Figure content listings
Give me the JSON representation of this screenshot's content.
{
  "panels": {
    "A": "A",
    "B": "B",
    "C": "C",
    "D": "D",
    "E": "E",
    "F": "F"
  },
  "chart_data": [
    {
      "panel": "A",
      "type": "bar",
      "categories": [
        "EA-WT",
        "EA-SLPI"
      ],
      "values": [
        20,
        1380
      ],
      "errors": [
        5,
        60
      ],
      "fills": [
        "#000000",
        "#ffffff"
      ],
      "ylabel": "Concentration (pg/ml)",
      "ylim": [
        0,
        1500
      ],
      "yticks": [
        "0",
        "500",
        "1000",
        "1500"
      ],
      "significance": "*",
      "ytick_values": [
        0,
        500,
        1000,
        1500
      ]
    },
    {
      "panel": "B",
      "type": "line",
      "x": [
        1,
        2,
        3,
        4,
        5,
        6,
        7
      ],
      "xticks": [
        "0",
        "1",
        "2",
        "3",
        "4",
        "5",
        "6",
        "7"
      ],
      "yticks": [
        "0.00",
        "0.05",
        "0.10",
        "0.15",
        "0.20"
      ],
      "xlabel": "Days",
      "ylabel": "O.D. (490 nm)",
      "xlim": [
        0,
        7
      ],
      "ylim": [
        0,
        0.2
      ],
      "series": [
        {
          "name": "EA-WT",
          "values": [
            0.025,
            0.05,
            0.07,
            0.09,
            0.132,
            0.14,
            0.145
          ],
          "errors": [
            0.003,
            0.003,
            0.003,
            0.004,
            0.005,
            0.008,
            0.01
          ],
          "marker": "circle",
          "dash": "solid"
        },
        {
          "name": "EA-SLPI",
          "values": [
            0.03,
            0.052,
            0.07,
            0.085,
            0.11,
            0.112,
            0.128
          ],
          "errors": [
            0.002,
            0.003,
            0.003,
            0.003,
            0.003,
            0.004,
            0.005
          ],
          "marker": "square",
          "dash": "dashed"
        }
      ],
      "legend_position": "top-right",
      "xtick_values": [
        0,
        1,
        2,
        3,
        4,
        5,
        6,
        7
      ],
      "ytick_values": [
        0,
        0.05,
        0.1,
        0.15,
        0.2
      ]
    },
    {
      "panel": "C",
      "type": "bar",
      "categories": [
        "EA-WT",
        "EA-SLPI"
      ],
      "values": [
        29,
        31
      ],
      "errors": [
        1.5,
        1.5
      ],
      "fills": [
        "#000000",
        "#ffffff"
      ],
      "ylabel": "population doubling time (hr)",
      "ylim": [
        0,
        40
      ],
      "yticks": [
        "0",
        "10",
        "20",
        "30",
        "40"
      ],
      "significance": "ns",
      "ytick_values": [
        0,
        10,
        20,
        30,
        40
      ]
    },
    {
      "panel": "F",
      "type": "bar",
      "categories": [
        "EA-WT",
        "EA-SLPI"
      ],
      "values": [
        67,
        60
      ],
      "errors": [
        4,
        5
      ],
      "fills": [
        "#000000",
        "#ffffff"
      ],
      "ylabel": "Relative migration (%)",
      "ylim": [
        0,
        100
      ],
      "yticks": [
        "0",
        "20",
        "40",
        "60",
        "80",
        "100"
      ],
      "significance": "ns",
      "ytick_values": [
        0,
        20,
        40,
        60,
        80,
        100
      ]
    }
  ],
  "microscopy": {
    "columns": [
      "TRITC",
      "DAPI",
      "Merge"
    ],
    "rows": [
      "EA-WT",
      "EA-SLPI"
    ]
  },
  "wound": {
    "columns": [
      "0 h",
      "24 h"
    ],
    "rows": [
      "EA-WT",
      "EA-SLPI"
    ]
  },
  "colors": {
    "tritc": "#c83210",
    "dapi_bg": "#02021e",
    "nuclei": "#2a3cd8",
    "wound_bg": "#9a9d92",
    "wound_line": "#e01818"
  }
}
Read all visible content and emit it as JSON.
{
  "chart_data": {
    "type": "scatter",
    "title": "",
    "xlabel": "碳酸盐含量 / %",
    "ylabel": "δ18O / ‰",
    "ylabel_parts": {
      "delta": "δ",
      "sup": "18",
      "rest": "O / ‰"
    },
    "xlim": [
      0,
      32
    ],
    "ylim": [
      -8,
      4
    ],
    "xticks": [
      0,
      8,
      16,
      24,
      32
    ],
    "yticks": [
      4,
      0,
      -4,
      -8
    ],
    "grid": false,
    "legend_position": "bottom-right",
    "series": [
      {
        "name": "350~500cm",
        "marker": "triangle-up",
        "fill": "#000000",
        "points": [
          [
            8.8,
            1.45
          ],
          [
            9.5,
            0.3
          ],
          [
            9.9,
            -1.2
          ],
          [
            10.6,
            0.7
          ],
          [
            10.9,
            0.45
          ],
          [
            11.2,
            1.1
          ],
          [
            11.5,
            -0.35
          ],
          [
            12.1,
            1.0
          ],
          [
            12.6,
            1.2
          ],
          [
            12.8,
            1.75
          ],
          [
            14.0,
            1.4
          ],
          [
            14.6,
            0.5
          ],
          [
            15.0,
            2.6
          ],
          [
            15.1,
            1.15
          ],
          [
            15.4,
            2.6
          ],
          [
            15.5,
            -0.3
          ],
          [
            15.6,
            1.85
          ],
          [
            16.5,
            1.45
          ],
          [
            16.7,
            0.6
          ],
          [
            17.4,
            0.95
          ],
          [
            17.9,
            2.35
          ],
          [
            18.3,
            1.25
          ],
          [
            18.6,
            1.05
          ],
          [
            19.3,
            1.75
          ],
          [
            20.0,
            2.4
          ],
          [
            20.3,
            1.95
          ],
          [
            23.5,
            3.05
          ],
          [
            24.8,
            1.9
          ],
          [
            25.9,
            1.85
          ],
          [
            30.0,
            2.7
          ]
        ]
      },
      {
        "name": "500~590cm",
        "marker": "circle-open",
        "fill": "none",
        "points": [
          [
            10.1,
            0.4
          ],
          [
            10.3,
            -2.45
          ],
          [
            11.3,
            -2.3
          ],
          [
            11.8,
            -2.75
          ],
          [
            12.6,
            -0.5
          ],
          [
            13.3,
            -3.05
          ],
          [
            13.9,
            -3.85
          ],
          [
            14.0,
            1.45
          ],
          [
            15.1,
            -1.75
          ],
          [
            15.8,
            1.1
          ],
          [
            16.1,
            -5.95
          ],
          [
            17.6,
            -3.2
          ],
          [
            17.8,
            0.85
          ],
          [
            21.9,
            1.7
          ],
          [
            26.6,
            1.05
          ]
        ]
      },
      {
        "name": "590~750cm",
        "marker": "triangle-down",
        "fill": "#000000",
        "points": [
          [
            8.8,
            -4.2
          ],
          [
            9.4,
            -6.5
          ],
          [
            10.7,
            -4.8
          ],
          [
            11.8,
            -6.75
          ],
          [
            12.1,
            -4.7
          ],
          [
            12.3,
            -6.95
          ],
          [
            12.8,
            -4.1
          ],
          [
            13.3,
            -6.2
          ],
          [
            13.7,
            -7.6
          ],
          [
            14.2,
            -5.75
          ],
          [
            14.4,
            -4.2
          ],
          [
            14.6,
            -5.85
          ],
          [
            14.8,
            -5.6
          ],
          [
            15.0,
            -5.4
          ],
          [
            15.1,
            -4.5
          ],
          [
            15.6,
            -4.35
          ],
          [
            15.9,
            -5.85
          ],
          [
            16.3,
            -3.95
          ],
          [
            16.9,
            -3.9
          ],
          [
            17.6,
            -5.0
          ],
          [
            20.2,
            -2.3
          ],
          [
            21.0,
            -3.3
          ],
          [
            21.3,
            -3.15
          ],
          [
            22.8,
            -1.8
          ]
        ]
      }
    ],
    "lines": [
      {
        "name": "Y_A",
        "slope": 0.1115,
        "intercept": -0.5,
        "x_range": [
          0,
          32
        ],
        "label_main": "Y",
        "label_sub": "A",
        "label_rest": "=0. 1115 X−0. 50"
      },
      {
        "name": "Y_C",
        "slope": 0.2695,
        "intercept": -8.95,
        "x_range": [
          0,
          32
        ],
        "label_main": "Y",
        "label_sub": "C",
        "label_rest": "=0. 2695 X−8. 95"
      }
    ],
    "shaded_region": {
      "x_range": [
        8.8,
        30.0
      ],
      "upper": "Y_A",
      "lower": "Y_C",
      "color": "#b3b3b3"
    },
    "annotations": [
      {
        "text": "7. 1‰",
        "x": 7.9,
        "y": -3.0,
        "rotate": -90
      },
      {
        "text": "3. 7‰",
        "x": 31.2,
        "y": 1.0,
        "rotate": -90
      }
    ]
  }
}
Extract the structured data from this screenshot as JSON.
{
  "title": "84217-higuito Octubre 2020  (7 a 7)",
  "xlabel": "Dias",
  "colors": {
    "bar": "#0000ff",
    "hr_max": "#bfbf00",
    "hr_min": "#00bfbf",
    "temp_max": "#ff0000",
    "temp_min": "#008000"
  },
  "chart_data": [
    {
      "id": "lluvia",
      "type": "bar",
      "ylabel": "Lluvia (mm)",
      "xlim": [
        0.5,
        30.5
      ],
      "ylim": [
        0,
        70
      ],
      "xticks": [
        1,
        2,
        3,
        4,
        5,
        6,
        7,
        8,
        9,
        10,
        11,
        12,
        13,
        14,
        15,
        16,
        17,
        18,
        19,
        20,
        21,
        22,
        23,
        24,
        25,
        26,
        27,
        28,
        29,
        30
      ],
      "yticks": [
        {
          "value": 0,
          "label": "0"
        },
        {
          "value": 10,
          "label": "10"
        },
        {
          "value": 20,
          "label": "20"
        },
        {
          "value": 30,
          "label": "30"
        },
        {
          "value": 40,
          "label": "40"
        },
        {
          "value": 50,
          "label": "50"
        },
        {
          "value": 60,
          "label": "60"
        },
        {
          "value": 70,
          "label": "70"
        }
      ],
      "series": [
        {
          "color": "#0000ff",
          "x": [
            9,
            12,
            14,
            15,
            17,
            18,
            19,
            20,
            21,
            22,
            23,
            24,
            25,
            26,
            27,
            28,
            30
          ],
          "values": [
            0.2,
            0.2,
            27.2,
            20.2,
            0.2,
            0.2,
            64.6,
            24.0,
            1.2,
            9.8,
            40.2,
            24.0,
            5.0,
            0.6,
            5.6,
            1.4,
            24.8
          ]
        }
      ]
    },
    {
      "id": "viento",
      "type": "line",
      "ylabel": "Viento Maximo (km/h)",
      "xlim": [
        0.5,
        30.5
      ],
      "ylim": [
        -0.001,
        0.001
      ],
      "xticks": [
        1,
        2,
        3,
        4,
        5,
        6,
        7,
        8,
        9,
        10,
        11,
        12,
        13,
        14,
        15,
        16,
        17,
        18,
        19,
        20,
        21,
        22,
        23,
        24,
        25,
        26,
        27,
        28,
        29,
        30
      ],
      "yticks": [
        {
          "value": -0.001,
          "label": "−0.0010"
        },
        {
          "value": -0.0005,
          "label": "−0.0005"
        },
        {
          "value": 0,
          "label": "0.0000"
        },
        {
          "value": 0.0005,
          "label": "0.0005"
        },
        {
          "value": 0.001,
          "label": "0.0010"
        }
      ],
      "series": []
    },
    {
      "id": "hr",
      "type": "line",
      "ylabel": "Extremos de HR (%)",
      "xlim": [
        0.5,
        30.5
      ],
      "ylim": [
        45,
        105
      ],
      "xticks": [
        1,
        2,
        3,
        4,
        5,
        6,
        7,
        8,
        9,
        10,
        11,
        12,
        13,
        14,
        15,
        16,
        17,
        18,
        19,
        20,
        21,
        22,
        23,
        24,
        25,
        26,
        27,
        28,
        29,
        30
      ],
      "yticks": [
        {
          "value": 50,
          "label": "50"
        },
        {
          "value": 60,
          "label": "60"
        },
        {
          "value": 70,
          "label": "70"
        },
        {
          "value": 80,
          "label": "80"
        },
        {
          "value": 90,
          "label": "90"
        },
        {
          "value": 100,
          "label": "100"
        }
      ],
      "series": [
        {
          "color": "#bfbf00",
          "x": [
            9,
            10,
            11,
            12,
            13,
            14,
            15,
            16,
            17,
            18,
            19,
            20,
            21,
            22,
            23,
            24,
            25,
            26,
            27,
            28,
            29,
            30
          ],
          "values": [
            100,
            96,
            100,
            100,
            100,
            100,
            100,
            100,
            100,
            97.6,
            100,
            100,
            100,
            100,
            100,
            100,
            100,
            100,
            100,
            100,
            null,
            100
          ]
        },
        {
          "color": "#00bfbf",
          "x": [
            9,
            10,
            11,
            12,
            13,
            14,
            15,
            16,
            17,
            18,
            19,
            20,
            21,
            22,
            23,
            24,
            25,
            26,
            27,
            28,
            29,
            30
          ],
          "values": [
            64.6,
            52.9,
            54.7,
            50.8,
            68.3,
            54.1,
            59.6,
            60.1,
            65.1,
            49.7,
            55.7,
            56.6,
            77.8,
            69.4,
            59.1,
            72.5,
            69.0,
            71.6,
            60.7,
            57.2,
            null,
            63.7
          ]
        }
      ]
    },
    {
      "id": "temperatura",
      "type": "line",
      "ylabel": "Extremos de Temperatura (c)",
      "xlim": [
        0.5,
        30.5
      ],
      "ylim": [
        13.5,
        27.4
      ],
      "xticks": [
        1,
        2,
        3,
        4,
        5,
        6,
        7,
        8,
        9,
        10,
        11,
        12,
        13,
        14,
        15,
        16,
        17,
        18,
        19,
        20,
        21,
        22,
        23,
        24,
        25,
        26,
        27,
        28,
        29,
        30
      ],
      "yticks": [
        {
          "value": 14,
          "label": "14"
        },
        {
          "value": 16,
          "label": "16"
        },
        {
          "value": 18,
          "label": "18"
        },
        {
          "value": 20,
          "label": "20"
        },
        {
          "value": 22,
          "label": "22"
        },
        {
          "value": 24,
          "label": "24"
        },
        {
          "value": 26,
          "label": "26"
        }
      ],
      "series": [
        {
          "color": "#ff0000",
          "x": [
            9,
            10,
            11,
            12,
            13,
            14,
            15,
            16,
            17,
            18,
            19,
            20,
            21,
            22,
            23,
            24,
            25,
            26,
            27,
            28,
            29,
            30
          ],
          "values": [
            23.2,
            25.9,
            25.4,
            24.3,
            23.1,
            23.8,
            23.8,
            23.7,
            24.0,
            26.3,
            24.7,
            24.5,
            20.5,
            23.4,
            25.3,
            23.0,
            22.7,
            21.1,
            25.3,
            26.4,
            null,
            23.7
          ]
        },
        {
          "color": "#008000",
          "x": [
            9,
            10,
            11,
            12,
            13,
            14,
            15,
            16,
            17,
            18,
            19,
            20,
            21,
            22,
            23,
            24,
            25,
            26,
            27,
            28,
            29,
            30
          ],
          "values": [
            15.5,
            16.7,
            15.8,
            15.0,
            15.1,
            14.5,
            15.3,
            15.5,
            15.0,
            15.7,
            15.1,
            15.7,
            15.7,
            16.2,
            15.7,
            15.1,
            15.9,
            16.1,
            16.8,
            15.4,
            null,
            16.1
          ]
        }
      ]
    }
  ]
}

> **To do**
From the data above, copy out every line with the string "this" in it.

> **The response**
Give me the JSON representation of this screenshot's content.
Extract the structured data from this screenshot as JSON.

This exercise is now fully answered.